(Instruction):
Gather every line of the entries that includes the word "由牛顿第二定律".

(Data shown):

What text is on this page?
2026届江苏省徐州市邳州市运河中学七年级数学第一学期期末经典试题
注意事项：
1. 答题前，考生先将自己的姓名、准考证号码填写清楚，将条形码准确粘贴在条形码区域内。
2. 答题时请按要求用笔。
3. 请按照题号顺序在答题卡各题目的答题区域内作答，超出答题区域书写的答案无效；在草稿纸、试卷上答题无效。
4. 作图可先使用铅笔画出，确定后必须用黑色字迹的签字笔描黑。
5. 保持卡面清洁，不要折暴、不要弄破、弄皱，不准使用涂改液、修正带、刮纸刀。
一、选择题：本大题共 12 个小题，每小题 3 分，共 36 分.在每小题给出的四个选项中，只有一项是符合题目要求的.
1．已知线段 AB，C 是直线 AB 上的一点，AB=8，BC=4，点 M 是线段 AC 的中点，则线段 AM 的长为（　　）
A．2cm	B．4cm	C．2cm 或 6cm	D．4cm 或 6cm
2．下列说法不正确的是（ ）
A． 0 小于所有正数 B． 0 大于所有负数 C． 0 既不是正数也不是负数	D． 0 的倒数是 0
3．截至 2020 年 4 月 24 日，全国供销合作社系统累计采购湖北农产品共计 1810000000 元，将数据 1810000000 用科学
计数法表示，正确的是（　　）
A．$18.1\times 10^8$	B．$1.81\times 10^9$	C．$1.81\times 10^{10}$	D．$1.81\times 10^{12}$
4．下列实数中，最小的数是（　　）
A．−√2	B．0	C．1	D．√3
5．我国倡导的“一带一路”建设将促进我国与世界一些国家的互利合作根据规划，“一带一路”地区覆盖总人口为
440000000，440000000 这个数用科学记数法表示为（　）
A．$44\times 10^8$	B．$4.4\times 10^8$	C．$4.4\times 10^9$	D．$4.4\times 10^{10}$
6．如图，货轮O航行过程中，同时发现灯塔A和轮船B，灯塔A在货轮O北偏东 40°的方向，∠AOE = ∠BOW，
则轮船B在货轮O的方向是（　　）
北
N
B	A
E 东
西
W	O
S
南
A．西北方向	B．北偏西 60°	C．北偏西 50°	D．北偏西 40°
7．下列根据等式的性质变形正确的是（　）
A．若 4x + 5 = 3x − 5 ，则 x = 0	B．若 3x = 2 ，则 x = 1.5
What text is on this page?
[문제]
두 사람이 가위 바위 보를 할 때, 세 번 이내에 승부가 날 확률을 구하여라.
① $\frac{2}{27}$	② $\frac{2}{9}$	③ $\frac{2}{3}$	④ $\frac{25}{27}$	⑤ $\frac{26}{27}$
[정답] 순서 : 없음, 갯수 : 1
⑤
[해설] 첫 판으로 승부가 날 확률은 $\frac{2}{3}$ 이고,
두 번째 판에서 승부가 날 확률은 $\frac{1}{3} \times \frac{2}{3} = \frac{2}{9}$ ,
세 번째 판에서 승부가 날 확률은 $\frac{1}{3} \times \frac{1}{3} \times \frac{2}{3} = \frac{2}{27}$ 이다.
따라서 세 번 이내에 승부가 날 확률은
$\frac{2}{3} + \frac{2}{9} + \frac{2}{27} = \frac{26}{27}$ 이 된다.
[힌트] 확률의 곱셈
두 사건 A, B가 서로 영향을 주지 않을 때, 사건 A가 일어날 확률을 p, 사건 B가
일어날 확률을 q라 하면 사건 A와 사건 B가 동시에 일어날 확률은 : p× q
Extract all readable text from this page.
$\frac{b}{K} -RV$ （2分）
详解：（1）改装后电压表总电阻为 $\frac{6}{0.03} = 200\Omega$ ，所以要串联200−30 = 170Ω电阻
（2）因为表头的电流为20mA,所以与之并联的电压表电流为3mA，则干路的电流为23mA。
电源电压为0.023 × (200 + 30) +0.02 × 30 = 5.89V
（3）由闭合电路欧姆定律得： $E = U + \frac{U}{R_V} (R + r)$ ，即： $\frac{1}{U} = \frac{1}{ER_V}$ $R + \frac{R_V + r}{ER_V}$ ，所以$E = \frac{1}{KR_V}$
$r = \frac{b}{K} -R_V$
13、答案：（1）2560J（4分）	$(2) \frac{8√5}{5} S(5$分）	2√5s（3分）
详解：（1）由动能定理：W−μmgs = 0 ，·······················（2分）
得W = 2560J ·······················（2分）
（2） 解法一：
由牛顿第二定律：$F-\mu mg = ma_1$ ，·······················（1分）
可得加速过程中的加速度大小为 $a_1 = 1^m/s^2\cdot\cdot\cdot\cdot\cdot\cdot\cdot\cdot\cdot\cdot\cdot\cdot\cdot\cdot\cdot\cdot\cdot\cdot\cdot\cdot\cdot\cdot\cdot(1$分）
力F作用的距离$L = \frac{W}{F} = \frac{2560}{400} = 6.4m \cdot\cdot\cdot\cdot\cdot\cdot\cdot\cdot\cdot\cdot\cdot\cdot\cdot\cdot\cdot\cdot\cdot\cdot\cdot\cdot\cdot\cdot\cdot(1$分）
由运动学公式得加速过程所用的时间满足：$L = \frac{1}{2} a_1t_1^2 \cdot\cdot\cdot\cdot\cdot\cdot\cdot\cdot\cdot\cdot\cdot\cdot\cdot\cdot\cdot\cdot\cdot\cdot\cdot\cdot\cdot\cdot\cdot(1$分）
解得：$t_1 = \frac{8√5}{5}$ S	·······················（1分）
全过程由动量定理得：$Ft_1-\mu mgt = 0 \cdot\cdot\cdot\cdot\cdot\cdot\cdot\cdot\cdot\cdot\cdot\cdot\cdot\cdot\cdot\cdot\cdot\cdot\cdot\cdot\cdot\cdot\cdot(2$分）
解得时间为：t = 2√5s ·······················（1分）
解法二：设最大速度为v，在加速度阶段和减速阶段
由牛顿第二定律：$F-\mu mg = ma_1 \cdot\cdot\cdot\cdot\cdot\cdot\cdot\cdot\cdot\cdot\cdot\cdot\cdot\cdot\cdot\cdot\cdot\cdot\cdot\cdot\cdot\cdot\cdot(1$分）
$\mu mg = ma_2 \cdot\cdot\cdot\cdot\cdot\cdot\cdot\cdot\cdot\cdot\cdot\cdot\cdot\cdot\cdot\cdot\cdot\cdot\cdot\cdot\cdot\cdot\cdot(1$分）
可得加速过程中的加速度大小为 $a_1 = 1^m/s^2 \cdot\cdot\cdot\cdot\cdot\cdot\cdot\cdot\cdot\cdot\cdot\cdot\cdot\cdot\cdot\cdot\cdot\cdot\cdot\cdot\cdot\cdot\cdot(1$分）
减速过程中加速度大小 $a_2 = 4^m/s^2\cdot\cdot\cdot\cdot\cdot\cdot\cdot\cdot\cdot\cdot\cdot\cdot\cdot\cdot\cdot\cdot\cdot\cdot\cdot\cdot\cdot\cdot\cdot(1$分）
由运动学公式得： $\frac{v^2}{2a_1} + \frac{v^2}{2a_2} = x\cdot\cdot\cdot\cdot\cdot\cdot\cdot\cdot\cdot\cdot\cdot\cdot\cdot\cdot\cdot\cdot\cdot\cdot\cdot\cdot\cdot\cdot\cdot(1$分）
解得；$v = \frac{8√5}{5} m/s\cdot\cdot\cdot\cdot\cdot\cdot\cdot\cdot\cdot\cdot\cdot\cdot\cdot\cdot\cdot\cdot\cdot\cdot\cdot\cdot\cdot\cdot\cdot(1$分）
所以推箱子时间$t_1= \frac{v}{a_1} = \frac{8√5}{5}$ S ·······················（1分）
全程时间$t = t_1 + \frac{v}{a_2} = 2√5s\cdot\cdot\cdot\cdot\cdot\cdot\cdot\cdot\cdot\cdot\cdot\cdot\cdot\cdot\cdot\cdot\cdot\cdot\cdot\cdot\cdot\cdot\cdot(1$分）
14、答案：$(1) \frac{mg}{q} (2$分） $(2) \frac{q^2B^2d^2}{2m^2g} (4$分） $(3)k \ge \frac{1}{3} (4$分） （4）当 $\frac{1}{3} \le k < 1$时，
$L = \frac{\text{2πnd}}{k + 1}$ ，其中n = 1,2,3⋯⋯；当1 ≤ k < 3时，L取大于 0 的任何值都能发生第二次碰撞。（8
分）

(Exercise answer):
由牛顿第二定律：$F-\mu mg = ma_1$ ，·······················（1分）
由牛顿第二定律：$F-\mu mg = ma_1 \cdot\cdot\cdot\cdot\cdot\cdot\cdot\cdot\cdot\cdot\cdot\cdot\cdot\cdot\cdot\cdot\cdot\cdot\cdot\cdot\cdot\cdot\cdot(1$分）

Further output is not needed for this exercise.